> _EXERCISE OBJECTIVE_: From the entries that follow, pick out all lines holding "Villard".

> _RAW DATA_:

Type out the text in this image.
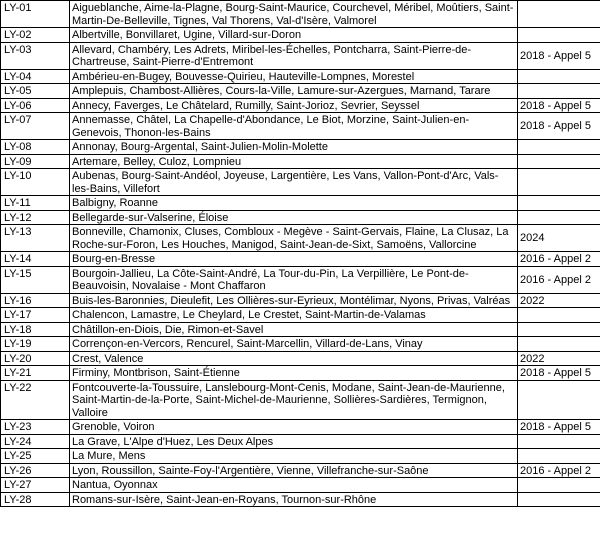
LY-01	Aigueblanche, Aime-la-Plagne, Bourg-Saint-Maurice, Courchevel, Méribel, Moûtiers, Saint-Martin-De-Belleville, Tignes, Val Thorens, Val-d'Isère, Valmorel	
LY-02	Albertville, Bonvillaret, Ugine, Villard-sur-Doron	
LY-03	Allevard, Chambéry, Les Adrets, Miribel-les-Échelles, Pontcharra, Saint-Pierre-de-Chartreuse, Saint-Pierre-d'Entremont	2018 - Appel 5
LY-04	Ambérieu-en-Bugey, Bouvesse-Quirieu, Hauteville-Lompnes, Morestel	
LY-05	Amplepuis, Chambost-Allières, Cours-la-Ville, Lamure-sur-Azergues, Marnand, Tarare	
LY-06	Annecy, Faverges, Le Châtelard, Rumilly, Saint-Jorioz, Sevrier, Seyssel	2018 - Appel 5
LY-07	Annemasse, Châtel, La Chapelle-d'Abondance, Le Biot, Morzine, Saint-Julien-en-Genevois, Thonon-les-Bains	2018 - Appel 5
LY-08	Annonay, Bourg-Argental, Saint-Julien-Molin-Molette	
LY-09	Artemare, Belley, Culoz, Lompnieu	
LY-10	Aubenas, Bourg-Saint-Andéol, Joyeuse, Largentière, Les Vans, Vallon-Pont-d'Arc, Vals-les-Bains, Villefort	
LY-11	Balbigny, Roanne	
LY-12	Bellegarde-sur-Valserine, Éloise	
LY-13	Bonneville, Chamonix, Cluses, Combloux - Megève - Saint-Gervais, Flaine, La Clusaz, La Roche-sur-Foron, Les Houches, Manigod, Saint-Jean-de-Sixt, Samoëns, Vallorcine	2024
LY-14	Bourg-en-Bresse	2016 - Appel 2
LY-15	Bourgoin-Jallieu, La Côte-Saint-André, La Tour-du-Pin, La Verpillière, Le Pont-de-Beauvoisin, Novalaise - Mont Chaffaron	2016 - Appel 2
LY-16	Buis-les-Baronnies, Dieulefit, Les Ollières-sur-Eyrieux, Montélimar, Nyons, Privas, Valréas	2022
LY-17	Chalencon, Lamastre, Le Cheylard, Le Crestet, Saint-Martin-de-Valamas	
LY-18	Châtillon-en-Diois, Die, Rimon-et-Savel	
LY-19	Corrençon-en-Vercors, Rencurel, Saint-Marcellin, Villard-de-Lans, Vinay	
LY-20	Crest, Valence	2022
LY-21	Firminy, Montbrison, Saint-Étienne	2018 - Appel 5
LY-22	Fontcouverte-la-Toussuire, Lanslebourg-Mont-Cenis, Modane, Saint-Jean-de-Maurienne, Saint-Martin-de-la-Porte, Saint-Michel-de-Maurienne, Sollières-Sardières, Termignon, Valloire	
LY-23	Grenoble, Voiron	2018 - Appel 5
LY-24	La Grave, L'Alpe d'Huez, Les Deux Alpes	
LY-25	La Mure, Mens	
LY-26	Lyon, Roussillon, Sainte-Foy-l'Argentière, Vienne, Villefranche-sur-Saône	2016 - Appel 2
LY-27	Nantua, Oyonnax	
LY-28	Romans-sur-Isère, Saint-Jean-en-Royans, Tournon-sur-Rhône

> _EXERCISE RESPONSE_:
LY-02	Albertville, Bonvillaret, Ugine, Villard-sur-Doron	
LY-19	Corrençon-en-Vercors, Rencurel, Saint-Marcellin, Villard-de-Lans, Vinay	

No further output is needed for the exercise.